GIVEN PROBLEM.
Extract the full set of records that follows, word for word.

(Chart and figure data)
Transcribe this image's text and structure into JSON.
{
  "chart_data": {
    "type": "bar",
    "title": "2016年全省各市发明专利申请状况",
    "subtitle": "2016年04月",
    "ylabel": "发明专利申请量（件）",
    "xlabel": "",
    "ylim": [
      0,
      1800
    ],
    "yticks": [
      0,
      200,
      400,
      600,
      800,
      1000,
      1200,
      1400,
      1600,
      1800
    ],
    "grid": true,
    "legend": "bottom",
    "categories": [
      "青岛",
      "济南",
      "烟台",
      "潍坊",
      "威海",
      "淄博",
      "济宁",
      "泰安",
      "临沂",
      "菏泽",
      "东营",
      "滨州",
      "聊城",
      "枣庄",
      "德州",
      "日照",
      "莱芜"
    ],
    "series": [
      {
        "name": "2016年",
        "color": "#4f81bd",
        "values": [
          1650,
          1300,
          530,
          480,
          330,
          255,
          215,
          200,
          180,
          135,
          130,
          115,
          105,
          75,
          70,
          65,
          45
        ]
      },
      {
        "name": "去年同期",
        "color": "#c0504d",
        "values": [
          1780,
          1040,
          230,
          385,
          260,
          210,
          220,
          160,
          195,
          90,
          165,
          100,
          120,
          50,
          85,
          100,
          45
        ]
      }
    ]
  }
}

SOLUTION.
Transcribe this image's text and structure into JSON.
{
  "chart_data": {
    "type": "bar",
    "title": "2016年全省各市发明专利申请状况",
    "subtitle": "2016年04月",
    "ylabel": "发明专利申请量（件）",
    "xlabel": "",
    "ylim": [
      0,
      1800
    ],
    "yticks": [
      0,
      200,
      400,
      600,
      800,
      1000,
      1200,
      1400,
      1600,
      1800
    ],
    "grid": true,
    "legend": "bottom",
    "categories": [
      "青岛",
      "济南",
      "烟台",
      "潍坊",
      "威海",
      "淄博",
      "济宁",
      "泰安",
      "临沂",
      "菏泽",
      "东营",
      "滨州",
      "聊城",
      "枣庄",
      "德州",
      "日照",
      "莱芜"
    ],
    "series": [
      {
        "name": "2016年",
        "color": "#4f81bd",
        "values": [
          1650,
          1300,
          530,
          480,
          330,
          255,
          215,
          200,
          180,
          135,
          130,
          115,
          105,
          75,
          70,
          65,
          45
        ]
      },
      {
        "name": "去年同期",
        "color": "#c0504d",
        "values": [
          1780,
          1040,
          230,
          385,
          260,
          210,
          220,
          160,
          195,
          90,
          165,
          100,
          120,
          50,
          85,
          100,
          45
        ]
      }
    ]
  }
}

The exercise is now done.